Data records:
————

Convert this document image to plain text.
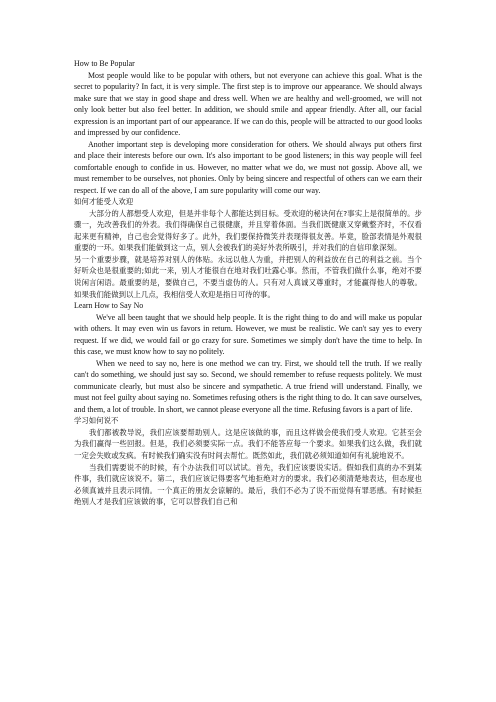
How to Be Popular

Most people would like to be popular with others, but not everyone can achieve this goal. What is the secret to popularity? In fact, it is very simple. The first step is to improve our appearance. We should always make sure that we stay in good shape and dress well. When we are healthy and well-groomed, we will not only look better but also feel better. In addition, we should smile and appear friendly. After all, our facial expression is an important part of our appearance. If we can do this, people will be attracted to our good looks and impressed by our confidence.

Another important step is developing more consideration for others. We should always put others first and place their interests before our own. It's also important to be good listeners; in this way people will feel comfortable enough to confide in us. However, no matter what we do, we must not gossip. Above all, we must remember to be ourselves, not phonies. Only by being sincere and respectful of others can we earn their respect. If we can do all of the above, I am sure popularity will come our way.

如何才能受人欢迎

大部分的人都想受人欢迎，但是并非每个人都能达到目标。受欢迎的秘诀何在?事实上是很简单的。步骤一，先改善我们的外表。我们得确保自己很健康，并且穿着体面。当我们既健康又穿戴整齐时，不仅看起来更有精神，自己也会觉得好多了。此外，我们要保持微笑并表现得很友善。毕竟，脸部表情是外观很重要的一环。如果我们能做到这一点，别人会被我们的美好外表所吸引，并对我们的自信印象深刻。

另一个重要步骤，就是培养对别人的体贴。永远以他人为重，并把别人的利益放在自己的利益之前。当个好听众也是很重要的;如此一来，别人才能很自在地对我们吐露心事。然而，不管我们做什么事，绝对不要说闲言闲语。最重要的是，要做自己，不要当虚伪的人。只有对人真诚又尊重时，才能赢得他人的尊敬。如果我们能做到以上几点，我相信受人欢迎是指日可待的事。

Learn How to Say No

We've all been taught that we should help people. It is the right thing to do and will make us popular with others. It may even win us favors in return. However, we must be realistic. We can't say yes to every request. If we did, we would fail or go crazy for sure. Sometimes we simply don't have the time to help. In this case, we must know how to say no politely.

When we need to say no, here is one method we can try. First, we should tell the truth. If we really can't do something, we should just say so. Second, we should remember to refuse requests politely. We must communicate clearly, but must also be sincere and sympathetic. A true friend will understand. Finally, we must not feel guilty about saying no. Sometimes refusing others is the right thing to do. It can save ourselves, and them, a lot of trouble. In short, we cannot please everyone all the time. Refusing favors is a part of life.

学习如何说不

我们都被教导说，我们应该要帮助别人。这是应该做的事，而且这样做会使我们受人欢迎。它甚至会为我们赢得一些回报。但是，我们必须要实际一点。我们不能答应每一个要求。如果我们这么做，我们就一定会失败或发疯。有时候我们确实没有时间去帮忙。既然如此，我们就必须知道如何有礼貌地说不。

当我们需要说不的时候，有个办法我们可以试试。首先，我们应该要说实话。假如我们真的办不到某件事，我们就应该说不。第二，我们应该记得要客气地拒绝对方的要求。我们必须清楚地表达，但态度也必须真诚并且表示同情。一个真正的朋友会谅解的。最后，我们不必为了说不而觉得有罪恶感。有时候拒绝别人才是我们应该做的事，它可以替我们自己和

————

## Given exercise
Pictures in the records above are left out; print everything else exactly as written.

## Written response
Convert this document image to plain text.
How to Be Popular

Most people would like to be popular with others, but not everyone can achieve this goal. What is the secret to popularity? In fact, it is very simple. The first step is to improve our appearance. We should always make sure that we stay in good shape and dress well. When we are healthy and well-groomed, we will not only look better but also feel better. In addition, we should smile and appear friendly. After all, our facial expression is an important part of our appearance. If we can do this, people will be attracted to our good looks and impressed by our confidence.

Another important step is developing more consideration for others. We should always put others first and place their interests before our own. It's also important to be good listeners; in this way people will feel comfortable enough to confide in us. However, no matter what we do, we must not gossip. Above all, we must remember to be ourselves, not phonies. Only by being sincere and respectful of others can we earn their respect. If we can do all of the above, I am sure popularity will come our way.

如何才能受人欢迎

大部分的人都想受人欢迎，但是并非每个人都能达到目标。受欢迎的秘诀何在?事实上是很简单的。步骤一，先改善我们的外表。我们得确保自己很健康，并且穿着体面。当我们既健康又穿戴整齐时，不仅看起来更有精神，自己也会觉得好多了。此外，我们要保持微笑并表现得很友善。毕竟，脸部表情是外观很重要的一环。如果我们能做到这一点，别人会被我们的美好外表所吸引，并对我们的自信印象深刻。

另一个重要步骤，就是培养对别人的体贴。永远以他人为重，并把别人的利益放在自己的利益之前。当个好听众也是很重要的;如此一来，别人才能很自在地对我们吐露心事。然而，不管我们做什么事，绝对不要说闲言闲语。最重要的是，要做自己，不要当虚伪的人。只有对人真诚又尊重时，才能赢得他人的尊敬。如果我们能做到以上几点，我相信受人欢迎是指日可待的事。

Learn How to Say No

We've all been taught that we should help people. It is the right thing to do and will make us popular with others. It may even win us favors in return. However, we must be realistic. We can't say yes to every request. If we did, we would fail or go crazy for sure. Sometimes we simply don't have the time to help. In this case, we must know how to say no politely.

When we need to say no, here is one method we can try. First, we should tell the truth. If we really can't do something, we should just say so. Second, we should remember to refuse requests politely. We must communicate clearly, but must also be sincere and sympathetic. A true friend will understand. Finally, we must not feel guilty about saying no. Sometimes refusing others is the right thing to do. It can save ourselves, and them, a lot of trouble. In short, we cannot please everyone all the time. Refusing favors is a part of life.

学习如何说不

我们都被教导说，我们应该要帮助别人。这是应该做的事，而且这样做会使我们受人欢迎。它甚至会为我们赢得一些回报。但是，我们必须要实际一点。我们不能答应每一个要求。如果我们这么做，我们就一定会失败或发疯。有时候我们确实没有时间去帮忙。既然如此，我们就必须知道如何有礼貌地说不。

当我们需要说不的时候，有个办法我们可以试试。首先，我们应该要说实话。假如我们真的办不到某件事，我们就应该说不。第二，我们应该记得要客气地拒绝对方的要求。我们必须清楚地表达，但态度也必须真诚并且表示同情。一个真正的朋友会谅解的。最后，我们不必为了说不而觉得有罪恶感。有时候拒绝别人才是我们应该做的事，它可以替我们自己和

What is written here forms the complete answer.